▸ Stated problem:
Which lines below hold the word "larger"? Report each one.

▸ Input data:
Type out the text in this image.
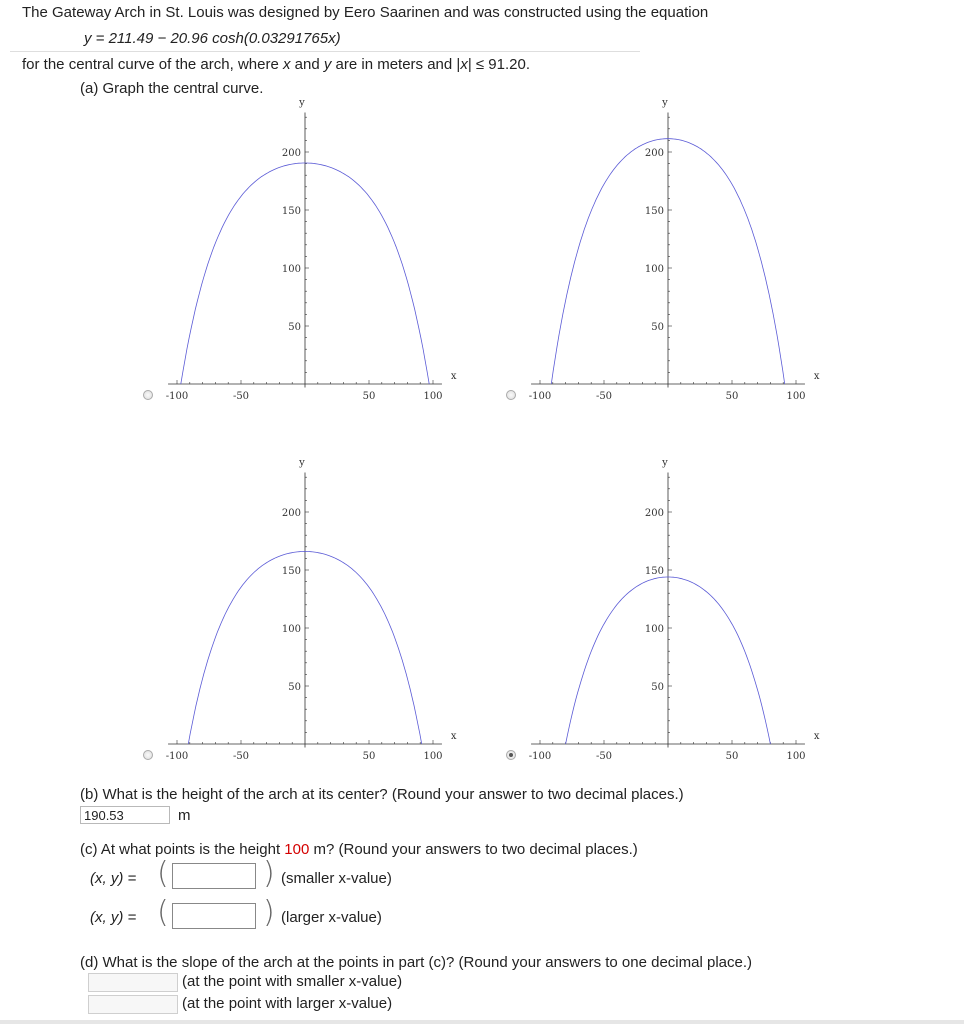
The Gateway Arch in St. Louis was designed by Eero Saarinen and was constructed using the equation
y = 211.49 − 20.96 cosh(0.03291765x)
for the central curve of the arch, where x and y are in meters and |x| ≤ 91.20.
(a) Graph the central curve.
-100	-50	50	100
50
100
150
200
x
y
-100	-50	50	100
50
100
150
200
x
y
-100	-50	50	100
50
100
150
200
x
y
-100	-50	50	100
50
100
150
200
x
y
(b) What is the height of the arch at its center? (Round your answer to two decimal places.)
190.53	m
(c) At what points is the height 100 m? (Round your answers to two decimal places.)
(x, y) = (	) (smaller x-value)
(x, y) = (	) (larger x-value)
(d) What is the slope of the arch at the points in part (c)? (Round your answers to one decimal place.)
(at the point with smaller x-value)
(at the point with larger x-value)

▸ Output below:
(x, y) = (	) (larger x-value)
(at the point with larger x-value)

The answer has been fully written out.